> [TASK DESCRIPTION] Extract from the listing each line in which the word "Kodiak" appears.

> [INPUT ROWS]
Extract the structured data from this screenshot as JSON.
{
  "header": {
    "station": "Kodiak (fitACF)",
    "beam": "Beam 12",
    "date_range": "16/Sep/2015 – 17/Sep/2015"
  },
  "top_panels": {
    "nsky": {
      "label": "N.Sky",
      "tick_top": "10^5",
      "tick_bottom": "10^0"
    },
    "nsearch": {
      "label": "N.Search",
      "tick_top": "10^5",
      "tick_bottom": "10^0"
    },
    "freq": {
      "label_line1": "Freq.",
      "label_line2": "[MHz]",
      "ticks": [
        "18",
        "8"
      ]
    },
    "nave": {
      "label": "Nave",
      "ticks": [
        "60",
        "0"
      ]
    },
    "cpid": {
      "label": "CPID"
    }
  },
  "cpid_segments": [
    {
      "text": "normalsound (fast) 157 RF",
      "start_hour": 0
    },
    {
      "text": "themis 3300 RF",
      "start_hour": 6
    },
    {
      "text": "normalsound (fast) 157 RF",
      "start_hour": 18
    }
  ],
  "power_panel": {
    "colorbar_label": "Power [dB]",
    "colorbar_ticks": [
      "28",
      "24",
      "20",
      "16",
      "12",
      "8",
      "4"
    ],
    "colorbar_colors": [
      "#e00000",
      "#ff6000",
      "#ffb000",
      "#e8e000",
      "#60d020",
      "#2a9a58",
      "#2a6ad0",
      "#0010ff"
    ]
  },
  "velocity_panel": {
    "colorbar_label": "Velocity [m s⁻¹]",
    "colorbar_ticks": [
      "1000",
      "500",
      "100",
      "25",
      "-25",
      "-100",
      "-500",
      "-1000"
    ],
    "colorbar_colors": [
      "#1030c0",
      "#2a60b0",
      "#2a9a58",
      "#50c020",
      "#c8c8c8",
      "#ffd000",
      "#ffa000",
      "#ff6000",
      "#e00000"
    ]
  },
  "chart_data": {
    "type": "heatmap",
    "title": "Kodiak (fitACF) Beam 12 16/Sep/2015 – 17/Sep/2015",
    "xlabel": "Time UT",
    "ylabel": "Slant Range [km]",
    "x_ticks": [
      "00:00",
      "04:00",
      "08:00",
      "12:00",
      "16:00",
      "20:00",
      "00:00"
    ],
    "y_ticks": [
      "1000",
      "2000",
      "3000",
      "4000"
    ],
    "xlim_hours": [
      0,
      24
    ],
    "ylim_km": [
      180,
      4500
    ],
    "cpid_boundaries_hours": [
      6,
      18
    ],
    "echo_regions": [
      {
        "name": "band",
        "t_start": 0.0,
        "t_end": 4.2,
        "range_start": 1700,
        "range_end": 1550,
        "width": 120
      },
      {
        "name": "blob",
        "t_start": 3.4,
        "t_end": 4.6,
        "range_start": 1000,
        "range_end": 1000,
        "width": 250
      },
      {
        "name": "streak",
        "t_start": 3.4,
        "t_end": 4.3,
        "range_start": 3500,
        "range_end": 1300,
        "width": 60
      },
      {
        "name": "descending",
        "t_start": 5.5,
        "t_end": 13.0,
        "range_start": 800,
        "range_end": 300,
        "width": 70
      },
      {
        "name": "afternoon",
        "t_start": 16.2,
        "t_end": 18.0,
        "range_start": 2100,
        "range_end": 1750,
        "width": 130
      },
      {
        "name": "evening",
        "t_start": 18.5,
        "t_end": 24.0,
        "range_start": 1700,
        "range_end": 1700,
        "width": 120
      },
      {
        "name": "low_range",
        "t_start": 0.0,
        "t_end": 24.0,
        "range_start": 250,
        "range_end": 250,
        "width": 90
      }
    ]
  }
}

> [COMPLETE ANSWER]
    "station": "Kodiak (fitACF)",
    "title": "Kodiak (fitACF) Beam 12 16/Sep/2015 – 17/Sep/2015",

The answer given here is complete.